[Data listing]
▼

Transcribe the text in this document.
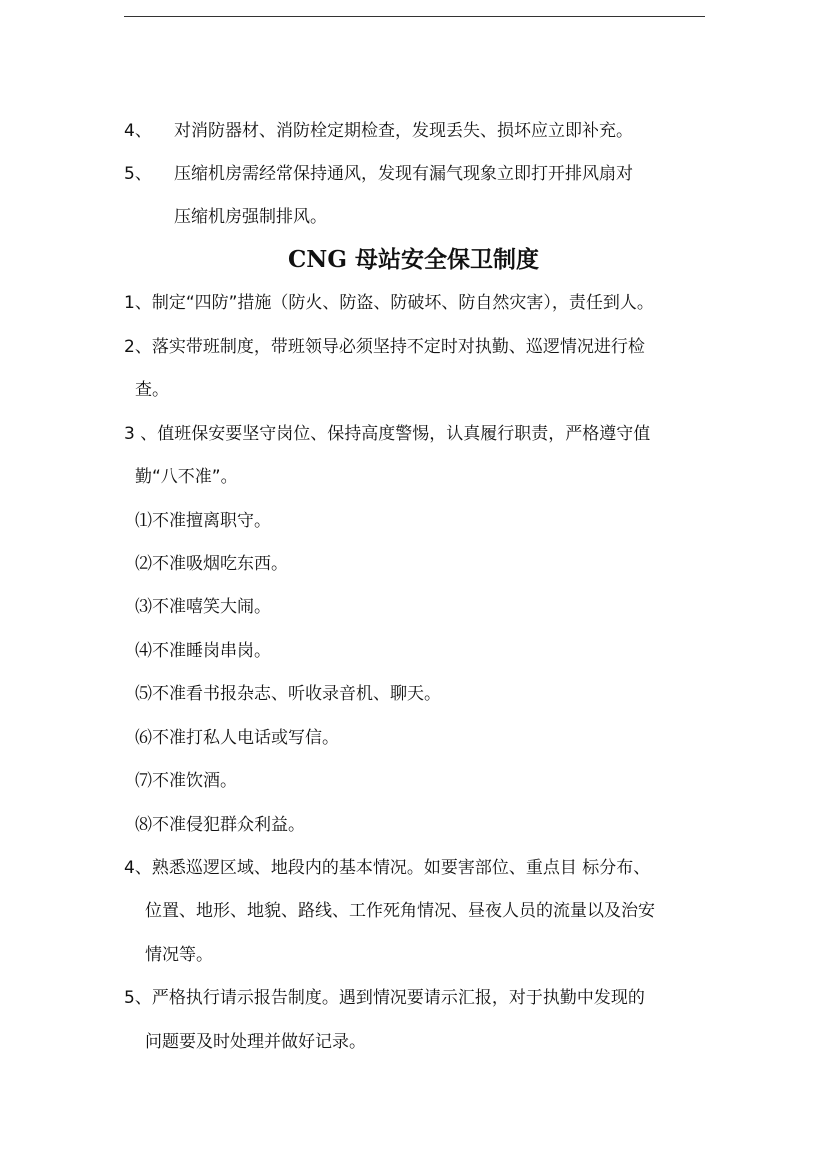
4、 对消防器材、消防栓定期检查，发现丢失、损坏应立即补充。
5、 压缩机房需经常保持通风，发现有漏气现象立即打开排风扇对
压缩机房强制排风。
CNG 母站安全保卫制度
1、制定“四防”措施（防火、防盗、防破坏、防自然灾害），责任到人。
2、落实带班制度，带班领导必须坚持不定时对执勤、巡逻情况进行检
查。
3 、值班保安要坚守岗位、保持高度警惕，认真履行职责，严格遵守值
勤“八不准”。
⑴不准擅离职守。
⑵不准吸烟吃东西。
⑶不准嘻笑大闹。
⑷不准睡岗串岗。
⑸不准看书报杂志、听收录音机、聊天。
⑹不准打私人电话或写信。
⑺不准饮酒。
⑻不准侵犯群众利益。
4、熟悉巡逻区域、地段内的基本情况。如要害部位、重点目 标分布、
位置、地形、地貌、路线、工作死角情况、昼夜人员的流量以及治安
情况等。
5、严格执行请示报告制度。遇到情况要请示汇报，对于执勤中发现的
问题要及时处理并做好记录。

▲

→ **Written instruction**
Leave out the pictures and give the listing above again exactly.

→ **Exercise result**
Transcribe the text in this document.
4、 对消防器材、消防栓定期检查，发现丢失、损坏应立即补充。
5、 压缩机房需经常保持通风，发现有漏气现象立即打开排风扇对
压缩机房强制排风。
CNG 母站安全保卫制度
1、制定“四防”措施（防火、防盗、防破坏、防自然灾害），责任到人。
2、落实带班制度，带班领导必须坚持不定时对执勤、巡逻情况进行检
查。
3 、值班保安要坚守岗位、保持高度警惕，认真履行职责，严格遵守值
勤“八不准”。
⑴不准擅离职守。
⑵不准吸烟吃东西。
⑶不准嘻笑大闹。
⑷不准睡岗串岗。
⑸不准看书报杂志、听收录音机、聊天。
⑹不准打私人电话或写信。
⑺不准饮酒。
⑻不准侵犯群众利益。
4、熟悉巡逻区域、地段内的基本情况。如要害部位、重点目 标分布、
位置、地形、地貌、路线、工作死角情况、昼夜人员的流量以及治安
情况等。
5、严格执行请示报告制度。遇到情况要请示汇报，对于执勤中发现的
问题要及时处理并做好记录。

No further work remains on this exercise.